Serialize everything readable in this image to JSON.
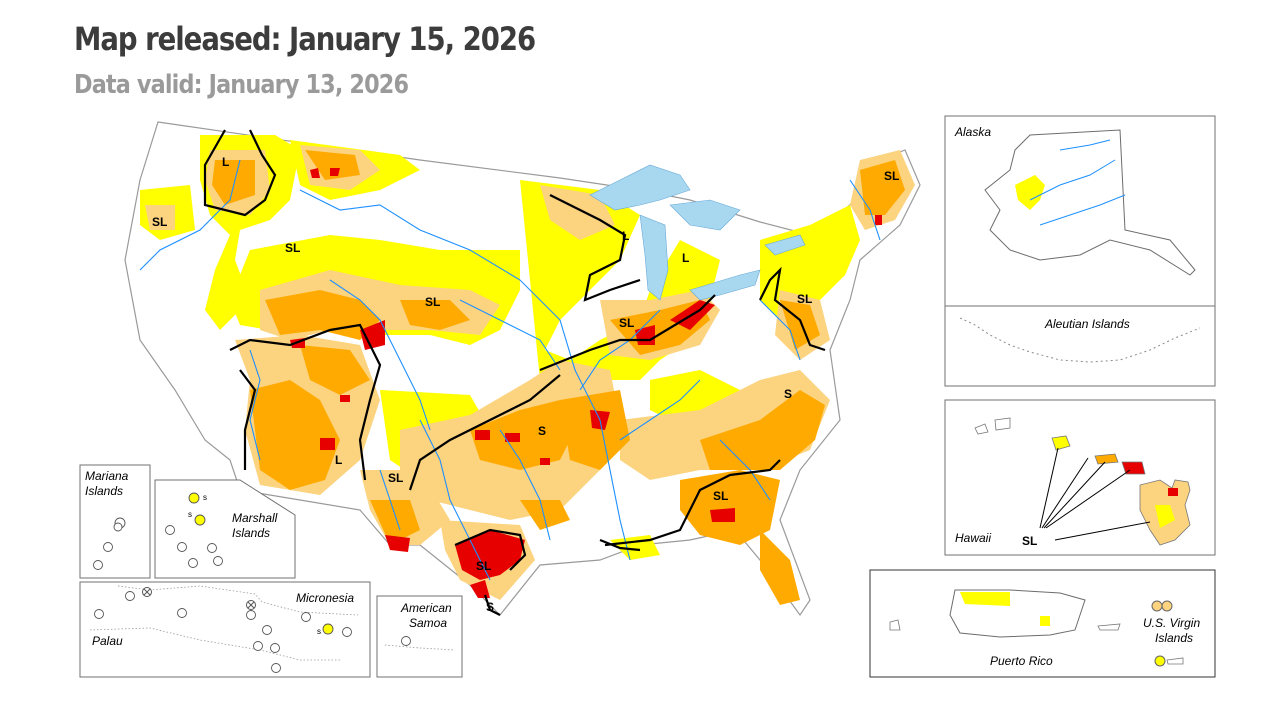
{
  "header": {
    "title": "Map released: January 15, 2026",
    "subtitle": "Data valid: January 13, 2026"
  },
  "colors": {
    "d0": "#ffff00",
    "d1": "#fcd37f",
    "d2": "#ffaa00",
    "d3": "#e60000",
    "water": "#a7d8f0",
    "rivers": "#1e90ff",
    "borders": "#9a9a9a",
    "impact_lines": "#000000"
  },
  "insets": {
    "alaska": "Alaska",
    "aleutian": "Aleutian Islands",
    "hawaii": "Hawaii",
    "puerto_rico": "Puerto Rico",
    "usvi_line1": "U.S. Virgin",
    "usvi_line2": "Islands",
    "mariana_line1": "Mariana",
    "mariana_line2": "Islands",
    "marshall_line1": "Marshall",
    "marshall_line2": "Islands",
    "micronesia": "Micronesia",
    "palau": "Palau",
    "samoa_line1": "American",
    "samoa_line2": "Samoa"
  },
  "impact_labels": {
    "sl": "SL",
    "l": "L",
    "s": "S",
    "s_small": "s"
  }
}
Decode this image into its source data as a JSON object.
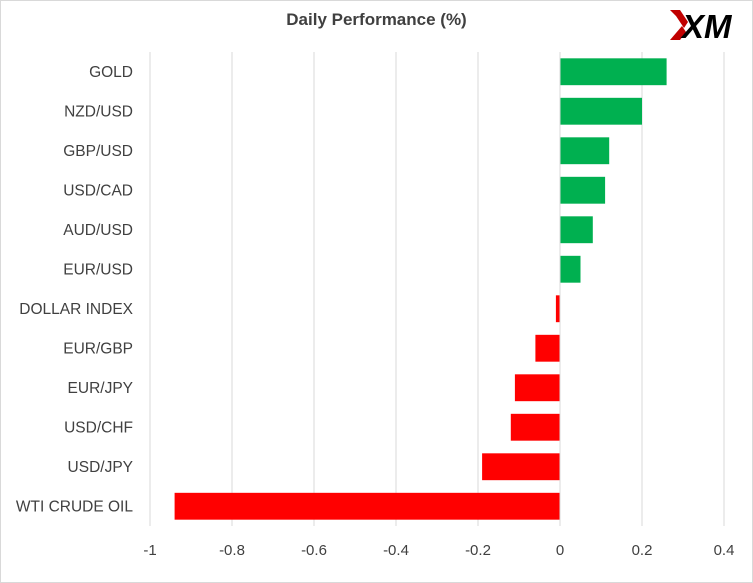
{
  "chart_data": {
    "type": "bar",
    "orientation": "horizontal",
    "title": "Daily Performance  (%)",
    "categories": [
      "GOLD",
      "NZD/USD",
      "GBP/USD",
      "USD/CAD",
      "AUD/USD",
      "EUR/USD",
      "DOLLAR INDEX",
      "EUR/GBP",
      "EUR/JPY",
      "USD/CHF",
      "USD/JPY",
      "WTI CRUDE OIL"
    ],
    "values": [
      0.26,
      0.2,
      0.12,
      0.11,
      0.08,
      0.05,
      -0.01,
      -0.06,
      -0.11,
      -0.12,
      -0.19,
      -0.94
    ],
    "xlim": [
      -1,
      0.4
    ],
    "xticks": [
      "-1",
      "-0.8",
      "-0.6",
      "-0.4",
      "-0.2",
      "0",
      "0.2",
      "0.4"
    ],
    "xtick_values": [
      -1,
      -0.8,
      -0.6,
      -0.4,
      -0.2,
      0,
      0.2,
      0.4
    ],
    "grid": true,
    "legend": "none",
    "colors": {
      "positive": "#00b050",
      "negative": "#ff0000",
      "grid": "#d9d9d9",
      "text": "#404040"
    }
  },
  "logo": {
    "text": "XM",
    "colors": {
      "mark": "#c00000",
      "text": "#000000"
    }
  }
}
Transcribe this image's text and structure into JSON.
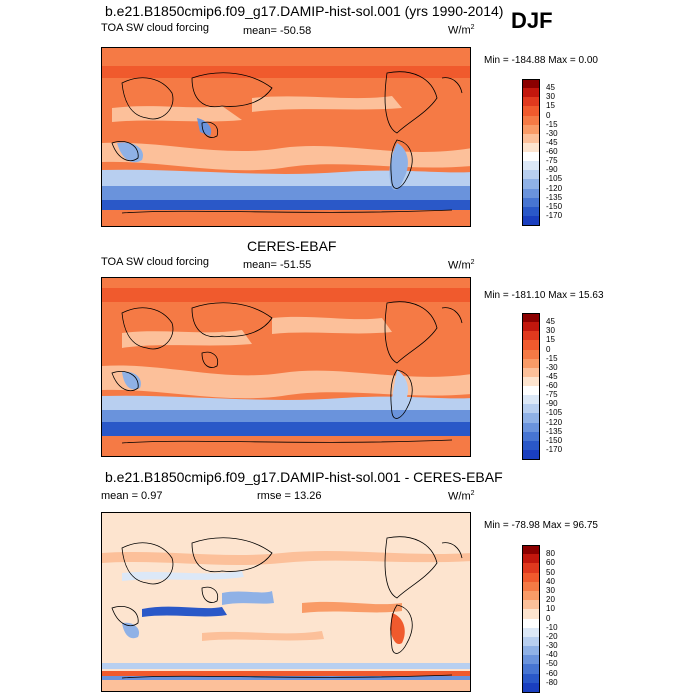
{
  "season": "DJF",
  "colorbar_abs": {
    "labels": [
      "45",
      "30",
      "15",
      "0",
      "-15",
      "-30",
      "-45",
      "-60",
      "-75",
      "-90",
      "-105",
      "-120",
      "-135",
      "-150",
      "-170"
    ],
    "colors": [
      "#8b0000",
      "#c2170d",
      "#e0391e",
      "#f05a2d",
      "#f57a45",
      "#f99b67",
      "#fcc09a",
      "#fde4cf",
      "#ffffff",
      "#dce8f7",
      "#b8cff0",
      "#8fb1e6",
      "#6a93dc",
      "#4775d2",
      "#2a58c8",
      "#1a3fbf"
    ]
  },
  "colorbar_diff": {
    "labels": [
      "80",
      "60",
      "50",
      "40",
      "30",
      "20",
      "10",
      "0",
      "-10",
      "-20",
      "-30",
      "-40",
      "-50",
      "-60",
      "-80"
    ],
    "colors": [
      "#8b0000",
      "#c2170d",
      "#e0391e",
      "#f05a2d",
      "#f57a45",
      "#f99b67",
      "#fcc09a",
      "#fde4cf",
      "#ffffff",
      "#dce8f7",
      "#b8cff0",
      "#8fb1e6",
      "#6a93dc",
      "#4775d2",
      "#2a58c8",
      "#1a3fbf"
    ]
  },
  "panels": [
    {
      "title": "b.e21.B1850cmip6.f09_g17.DAMIP-hist-sol.001 (yrs 1990-2014)",
      "left": "TOA SW cloud forcing",
      "mid": "mean= -50.58",
      "units": "W/m",
      "minmax": "Min = -184.88 Max =   0.00"
    },
    {
      "title": "CERES-EBAF",
      "left": "TOA SW cloud forcing",
      "mid": "mean= -51.55",
      "units": "W/m",
      "minmax": "Min = -181.10 Max =  15.63"
    },
    {
      "title": "b.e21.B1850cmip6.f09_g17.DAMIP-hist-sol.001 - CERES-EBAF",
      "left": "mean =   0.97",
      "mid": "rmse =  13.26",
      "units": "W/m",
      "minmax": "Min = -78.98 Max =  96.75"
    }
  ],
  "chart_data": [
    {
      "type": "heatmap",
      "title": "b.e21.B1850cmip6.f09_g17.DAMIP-hist-sol.001 (yrs 1990-2014)",
      "subtitle_left": "TOA SW cloud forcing",
      "subtitle_center": "mean= -50.58",
      "units": "W/m2",
      "min": -184.88,
      "max": 0.0,
      "mean": -50.58,
      "color_levels": [
        45,
        30,
        15,
        0,
        -15,
        -30,
        -45,
        -60,
        -75,
        -90,
        -105,
        -120,
        -135,
        -150,
        -170
      ]
    },
    {
      "type": "heatmap",
      "title": "CERES-EBAF",
      "subtitle_left": "TOA SW cloud forcing",
      "subtitle_center": "mean= -51.55",
      "units": "W/m2",
      "min": -181.1,
      "max": 15.63,
      "mean": -51.55,
      "color_levels": [
        45,
        30,
        15,
        0,
        -15,
        -30,
        -45,
        -60,
        -75,
        -90,
        -105,
        -120,
        -135,
        -150,
        -170
      ]
    },
    {
      "type": "heatmap",
      "title": "b.e21.B1850cmip6.f09_g17.DAMIP-hist-sol.001 - CERES-EBAF",
      "subtitle_left": "mean =   0.97",
      "subtitle_center": "rmse =  13.26",
      "units": "W/m2",
      "min": -78.98,
      "max": 96.75,
      "mean": 0.97,
      "rmse": 13.26,
      "color_levels": [
        80,
        60,
        50,
        40,
        30,
        20,
        10,
        0,
        -10,
        -20,
        -30,
        -40,
        -50,
        -60,
        -80
      ]
    }
  ]
}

== == ==

Aim: From the entries, report each line that includes the word "mean".

Result:
      "mid": "mean= -50.58",
      "mid": "mean= -51.55",
      "left": "mean =   0.97",
      "subtitle_center": "mean= -50.58",
      "mean": -50.58,
      "subtitle_center": "mean= -51.55",
      "mean": -51.55,
      "subtitle_left": "mean =   0.97",
      "mean": 0.97,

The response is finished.